## SOURCE MATERIAL
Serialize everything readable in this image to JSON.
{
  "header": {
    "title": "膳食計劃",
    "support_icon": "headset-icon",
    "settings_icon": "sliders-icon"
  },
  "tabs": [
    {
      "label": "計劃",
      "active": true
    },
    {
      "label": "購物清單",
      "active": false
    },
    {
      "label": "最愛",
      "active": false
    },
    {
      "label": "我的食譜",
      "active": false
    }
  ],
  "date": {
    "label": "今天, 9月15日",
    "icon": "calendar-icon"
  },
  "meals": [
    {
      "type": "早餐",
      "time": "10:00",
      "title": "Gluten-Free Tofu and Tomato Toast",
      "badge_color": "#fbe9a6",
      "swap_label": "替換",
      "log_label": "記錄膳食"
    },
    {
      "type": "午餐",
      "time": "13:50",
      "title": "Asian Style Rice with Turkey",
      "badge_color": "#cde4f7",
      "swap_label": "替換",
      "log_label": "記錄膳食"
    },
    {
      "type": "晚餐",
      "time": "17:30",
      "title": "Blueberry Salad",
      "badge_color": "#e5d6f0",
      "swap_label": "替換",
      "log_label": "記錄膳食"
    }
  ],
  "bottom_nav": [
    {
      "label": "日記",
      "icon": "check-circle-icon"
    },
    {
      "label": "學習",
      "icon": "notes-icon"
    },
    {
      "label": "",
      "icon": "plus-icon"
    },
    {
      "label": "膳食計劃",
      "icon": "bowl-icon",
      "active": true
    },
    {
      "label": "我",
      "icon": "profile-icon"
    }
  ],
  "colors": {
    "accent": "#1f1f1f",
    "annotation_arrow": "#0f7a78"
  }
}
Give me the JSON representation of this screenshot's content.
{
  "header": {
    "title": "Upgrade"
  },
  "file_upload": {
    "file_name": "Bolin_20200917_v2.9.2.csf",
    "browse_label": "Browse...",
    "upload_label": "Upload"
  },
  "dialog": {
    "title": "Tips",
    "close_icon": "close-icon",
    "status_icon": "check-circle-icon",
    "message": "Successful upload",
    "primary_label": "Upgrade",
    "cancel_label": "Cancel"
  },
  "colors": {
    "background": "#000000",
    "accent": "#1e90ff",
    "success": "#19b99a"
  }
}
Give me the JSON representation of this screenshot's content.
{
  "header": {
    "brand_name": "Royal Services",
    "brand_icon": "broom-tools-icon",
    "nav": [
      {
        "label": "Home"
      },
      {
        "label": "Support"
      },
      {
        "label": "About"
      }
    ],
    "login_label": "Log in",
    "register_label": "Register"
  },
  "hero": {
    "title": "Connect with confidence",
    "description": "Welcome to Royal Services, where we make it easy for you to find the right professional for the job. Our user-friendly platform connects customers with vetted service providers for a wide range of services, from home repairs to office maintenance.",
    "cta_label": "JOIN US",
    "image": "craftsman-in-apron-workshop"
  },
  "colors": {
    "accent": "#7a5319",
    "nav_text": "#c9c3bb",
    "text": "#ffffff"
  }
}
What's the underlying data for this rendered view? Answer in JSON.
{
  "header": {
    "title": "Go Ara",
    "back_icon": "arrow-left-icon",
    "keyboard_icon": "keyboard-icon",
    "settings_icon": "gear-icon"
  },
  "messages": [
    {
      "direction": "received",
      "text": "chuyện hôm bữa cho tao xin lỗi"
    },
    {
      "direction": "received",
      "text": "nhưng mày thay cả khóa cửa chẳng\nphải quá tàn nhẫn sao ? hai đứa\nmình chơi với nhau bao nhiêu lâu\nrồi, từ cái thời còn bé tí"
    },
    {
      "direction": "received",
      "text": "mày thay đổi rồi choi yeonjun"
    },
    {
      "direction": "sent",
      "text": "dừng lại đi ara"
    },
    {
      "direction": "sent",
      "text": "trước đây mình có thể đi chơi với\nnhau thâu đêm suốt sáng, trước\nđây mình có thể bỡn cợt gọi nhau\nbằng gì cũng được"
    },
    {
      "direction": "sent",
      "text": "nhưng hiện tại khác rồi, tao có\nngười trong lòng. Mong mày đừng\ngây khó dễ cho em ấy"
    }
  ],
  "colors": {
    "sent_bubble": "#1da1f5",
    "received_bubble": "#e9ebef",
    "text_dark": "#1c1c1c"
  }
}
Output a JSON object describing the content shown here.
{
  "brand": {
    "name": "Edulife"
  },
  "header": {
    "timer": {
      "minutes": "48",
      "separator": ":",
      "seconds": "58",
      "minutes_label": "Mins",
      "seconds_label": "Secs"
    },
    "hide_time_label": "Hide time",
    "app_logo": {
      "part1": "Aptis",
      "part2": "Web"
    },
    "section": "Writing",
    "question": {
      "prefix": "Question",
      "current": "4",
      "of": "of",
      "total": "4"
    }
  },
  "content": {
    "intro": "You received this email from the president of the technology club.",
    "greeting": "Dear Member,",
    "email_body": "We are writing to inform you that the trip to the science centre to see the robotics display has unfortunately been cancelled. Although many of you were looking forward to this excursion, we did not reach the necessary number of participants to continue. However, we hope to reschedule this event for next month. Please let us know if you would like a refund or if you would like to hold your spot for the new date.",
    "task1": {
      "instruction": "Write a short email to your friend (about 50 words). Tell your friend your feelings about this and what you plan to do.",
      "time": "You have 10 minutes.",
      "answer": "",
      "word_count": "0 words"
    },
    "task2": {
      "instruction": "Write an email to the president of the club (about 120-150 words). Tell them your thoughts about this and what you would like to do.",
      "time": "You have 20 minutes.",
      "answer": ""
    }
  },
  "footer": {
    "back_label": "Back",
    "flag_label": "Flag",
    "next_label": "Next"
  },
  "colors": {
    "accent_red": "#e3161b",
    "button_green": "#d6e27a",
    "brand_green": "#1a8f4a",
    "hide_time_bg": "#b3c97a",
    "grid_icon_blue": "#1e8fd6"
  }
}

## WORK REQUIRED
Pick out each line in the material containing "instruction".

## RESULT
      "instruction": "Write a short email to your friend (about 50 words). Tell your friend your feelings about this and what you plan to do.",
      "instruction": "Write an email to the president of the club (about 120-150 words). Tell them your thoughts about this and what you would like to do.",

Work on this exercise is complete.